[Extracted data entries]

....

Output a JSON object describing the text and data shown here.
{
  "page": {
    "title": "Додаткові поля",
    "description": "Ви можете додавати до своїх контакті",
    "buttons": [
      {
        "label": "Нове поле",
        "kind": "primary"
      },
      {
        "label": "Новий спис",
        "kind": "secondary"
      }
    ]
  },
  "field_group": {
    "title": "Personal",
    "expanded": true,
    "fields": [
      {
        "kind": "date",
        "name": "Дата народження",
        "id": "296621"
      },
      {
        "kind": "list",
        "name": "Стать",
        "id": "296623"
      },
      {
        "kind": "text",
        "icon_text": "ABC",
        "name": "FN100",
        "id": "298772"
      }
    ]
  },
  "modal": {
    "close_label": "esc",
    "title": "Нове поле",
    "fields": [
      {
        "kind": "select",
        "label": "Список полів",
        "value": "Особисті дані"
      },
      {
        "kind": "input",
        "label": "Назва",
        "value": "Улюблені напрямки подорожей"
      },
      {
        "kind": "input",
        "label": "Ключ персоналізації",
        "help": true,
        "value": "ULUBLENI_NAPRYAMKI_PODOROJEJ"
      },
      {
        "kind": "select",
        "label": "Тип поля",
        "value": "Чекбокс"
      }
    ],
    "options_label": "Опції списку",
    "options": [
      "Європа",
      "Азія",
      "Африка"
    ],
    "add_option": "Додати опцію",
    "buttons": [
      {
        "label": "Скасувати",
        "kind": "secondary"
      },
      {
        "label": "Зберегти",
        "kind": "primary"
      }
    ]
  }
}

....

• _Stated goal_
Each record must be returned exactly as it is written.

• _Full solution_
Output a JSON object describing the text and data shown here.
{
  "page": {
    "title": "Додаткові поля",
    "description": "Ви можете додавати до своїх контакті",
    "buttons": [
      {
        "label": "Нове поле",
        "kind": "primary"
      },
      {
        "label": "Новий спис",
        "kind": "secondary"
      }
    ]
  },
  "field_group": {
    "title": "Personal",
    "expanded": true,
    "fields": [
      {
        "kind": "date",
        "name": "Дата народження",
        "id": "296621"
      },
      {
        "kind": "list",
        "name": "Стать",
        "id": "296623"
      },
      {
        "kind": "text",
        "icon_text": "ABC",
        "name": "FN100",
        "id": "298772"
      }
    ]
  },
  "modal": {
    "close_label": "esc",
    "title": "Нове поле",
    "fields": [
      {
        "kind": "select",
        "label": "Список полів",
        "value": "Особисті дані"
      },
      {
        "kind": "input",
        "label": "Назва",
        "value": "Улюблені напрямки подорожей"
      },
      {
        "kind": "input",
        "label": "Ключ персоналізації",
        "help": true,
        "value": "ULUBLENI_NAPRYAMKI_PODOROJEJ"
      },
      {
        "kind": "select",
        "label": "Тип поля",
        "value": "Чекбокс"
      }
    ],
    "options_label": "Опції списку",
    "options": [
      "Європа",
      "Азія",
      "Африка"
    ],
    "add_option": "Додати опцію",
    "buttons": [
      {
        "label": "Скасувати",
        "kind": "secondary"
      },
      {
        "label": "Зберегти",
        "kind": "primary"
      }
    ]
  }
}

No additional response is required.